Extracts from a graphics dataset:
******************************

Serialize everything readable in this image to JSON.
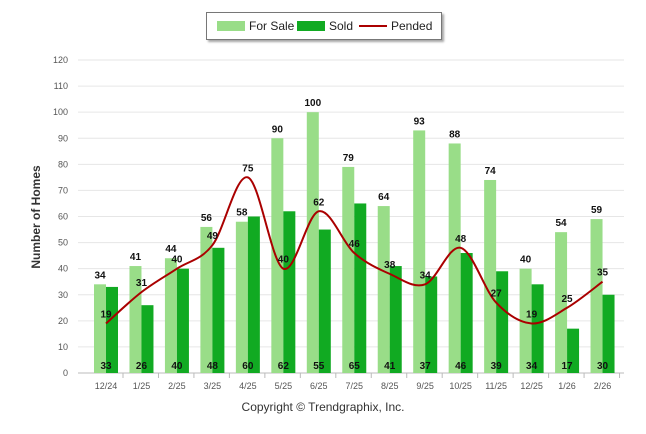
{
  "chart_data": {
    "type": "bar",
    "ylabel": "Number of Homes",
    "xlabel": "",
    "ylim": [
      0,
      120
    ],
    "yticks": [
      0,
      10,
      20,
      30,
      40,
      50,
      60,
      70,
      80,
      90,
      100,
      110,
      120
    ],
    "categories": [
      "12/24",
      "1/25",
      "2/25",
      "3/25",
      "4/25",
      "5/25",
      "6/25",
      "7/25",
      "8/25",
      "9/25",
      "10/25",
      "11/25",
      "12/25",
      "1/26",
      "2/26"
    ],
    "series": [
      {
        "name": "For Sale",
        "kind": "bar",
        "color": "#99dd88",
        "values": [
          34,
          41,
          44,
          56,
          58,
          90,
          100,
          79,
          64,
          93,
          88,
          74,
          40,
          54,
          59
        ]
      },
      {
        "name": "Sold",
        "kind": "bar",
        "color": "#11aa22",
        "values": [
          33,
          26,
          40,
          48,
          60,
          62,
          55,
          65,
          41,
          37,
          46,
          39,
          34,
          17,
          30
        ]
      },
      {
        "name": "Pended",
        "kind": "line",
        "color": "#aa0000",
        "values": [
          19,
          31,
          40,
          49,
          75,
          40,
          62,
          46,
          38,
          34,
          48,
          27,
          19,
          25,
          35
        ]
      }
    ],
    "legend": "top-center",
    "grid": true
  },
  "footer": {
    "copyright": "Copyright © Trendgraphix, Inc."
  }
}
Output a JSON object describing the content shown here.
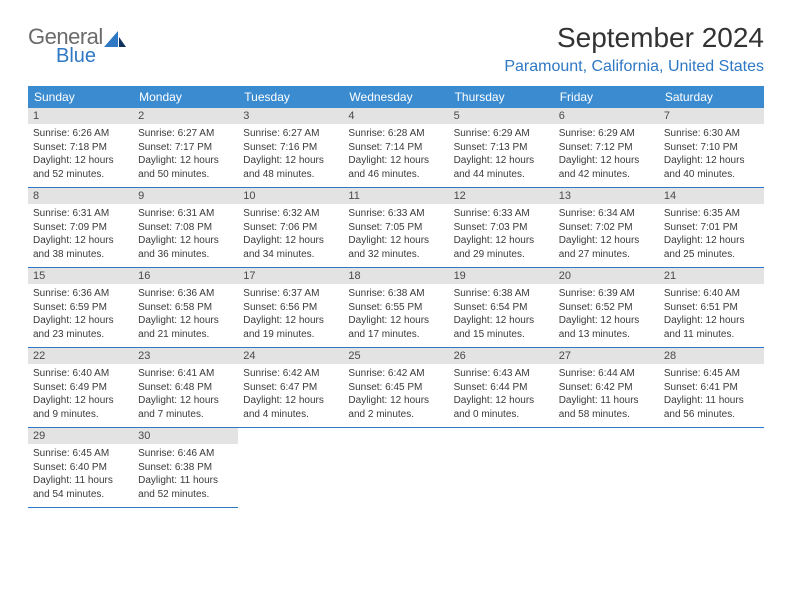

******************************

▸ **PROBLEM DETAILS**:
Return the material exactly as given, apart from the pictures.

▸ **SOLUTION FOR THIS TASK**:
Serialize everything readable in this image to JSON.
{
  "chart_data": {
    "type": "bar",
    "ylabel": "Number of Homes",
    "xlabel": "",
    "ylim": [
      0,
      120
    ],
    "yticks": [
      0,
      10,
      20,
      30,
      40,
      50,
      60,
      70,
      80,
      90,
      100,
      110,
      120
    ],
    "categories": [
      "12/24",
      "1/25",
      "2/25",
      "3/25",
      "4/25",
      "5/25",
      "6/25",
      "7/25",
      "8/25",
      "9/25",
      "10/25",
      "11/25",
      "12/25",
      "1/26",
      "2/26"
    ],
    "series": [
      {
        "name": "For Sale",
        "kind": "bar",
        "color": "#99dd88",
        "values": [
          34,
          41,
          44,
          56,
          58,
          90,
          100,
          79,
          64,
          93,
          88,
          74,
          40,
          54,
          59
        ]
      },
      {
        "name": "Sold",
        "kind": "bar",
        "color": "#11aa22",
        "values": [
          33,
          26,
          40,
          48,
          60,
          62,
          55,
          65,
          41,
          37,
          46,
          39,
          34,
          17,
          30
        ]
      },
      {
        "name": "Pended",
        "kind": "line",
        "color": "#aa0000",
        "values": [
          19,
          31,
          40,
          49,
          75,
          40,
          62,
          46,
          38,
          34,
          48,
          27,
          19,
          25,
          35
        ]
      }
    ],
    "legend": "top-center",
    "grid": true
  },
  "footer": {
    "copyright": "Copyright © Trendgraphix, Inc."
  }
}
Output a JSON object describing the content shown here.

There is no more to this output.